* AIM OF THE TASK: Find how many lines in the material contain "igen"; your answer should be that number alone.

* ITEMS:

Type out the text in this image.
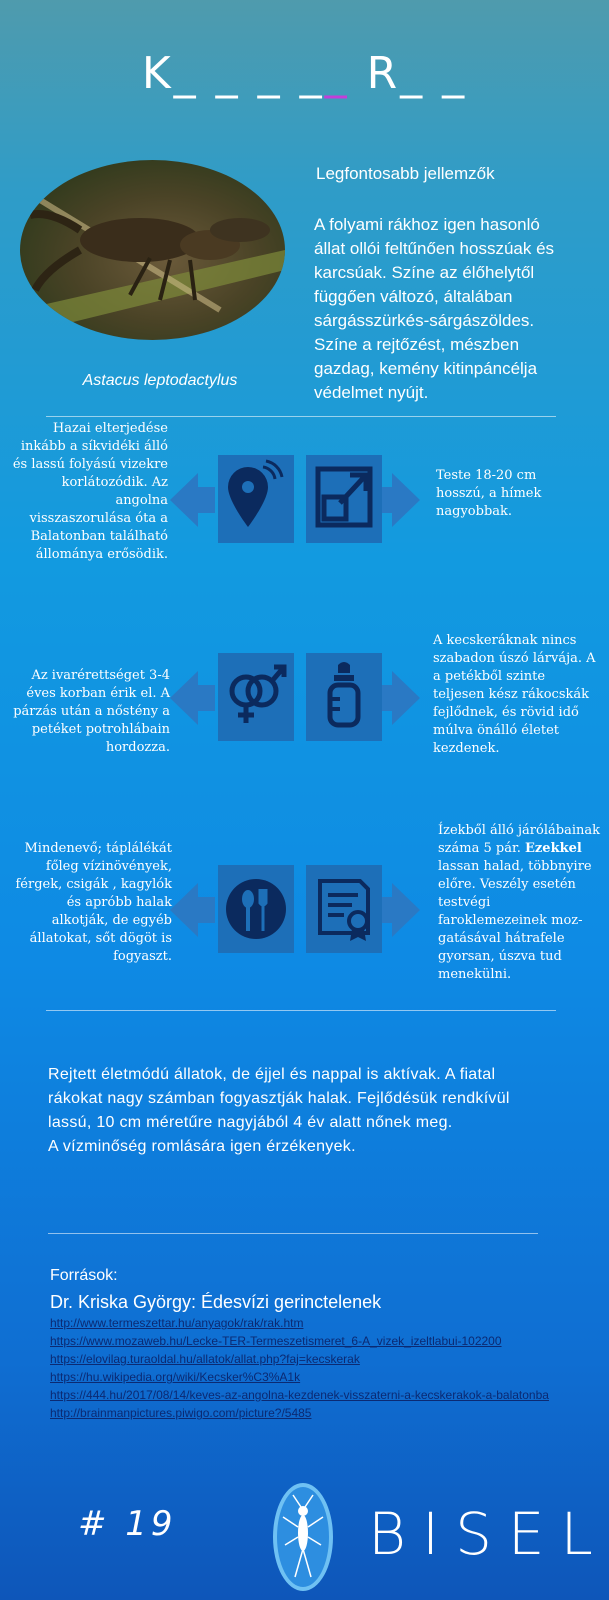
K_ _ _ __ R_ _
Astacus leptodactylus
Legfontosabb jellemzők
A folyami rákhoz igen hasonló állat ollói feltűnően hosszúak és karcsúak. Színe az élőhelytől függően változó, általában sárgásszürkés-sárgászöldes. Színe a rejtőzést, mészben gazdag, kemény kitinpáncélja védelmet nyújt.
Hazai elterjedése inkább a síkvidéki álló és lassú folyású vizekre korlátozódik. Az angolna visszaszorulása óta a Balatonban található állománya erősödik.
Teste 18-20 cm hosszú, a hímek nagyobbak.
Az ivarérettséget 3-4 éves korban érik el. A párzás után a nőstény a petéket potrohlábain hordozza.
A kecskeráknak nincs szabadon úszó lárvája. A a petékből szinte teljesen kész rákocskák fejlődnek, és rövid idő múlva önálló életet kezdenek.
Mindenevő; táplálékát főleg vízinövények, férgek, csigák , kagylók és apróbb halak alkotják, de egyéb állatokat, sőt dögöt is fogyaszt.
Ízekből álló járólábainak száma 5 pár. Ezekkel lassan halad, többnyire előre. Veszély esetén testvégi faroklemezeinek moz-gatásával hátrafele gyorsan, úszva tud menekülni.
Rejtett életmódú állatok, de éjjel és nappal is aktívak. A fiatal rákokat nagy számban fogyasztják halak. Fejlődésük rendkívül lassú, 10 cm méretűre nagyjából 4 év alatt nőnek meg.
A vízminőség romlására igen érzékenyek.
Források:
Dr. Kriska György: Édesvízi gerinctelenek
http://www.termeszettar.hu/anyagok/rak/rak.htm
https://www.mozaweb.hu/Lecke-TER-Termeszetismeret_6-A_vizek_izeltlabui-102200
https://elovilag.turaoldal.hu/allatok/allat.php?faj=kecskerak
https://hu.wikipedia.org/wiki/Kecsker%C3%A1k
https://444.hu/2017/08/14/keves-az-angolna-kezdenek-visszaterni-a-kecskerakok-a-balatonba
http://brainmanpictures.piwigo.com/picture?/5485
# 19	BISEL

* TASK OUTPUT: 2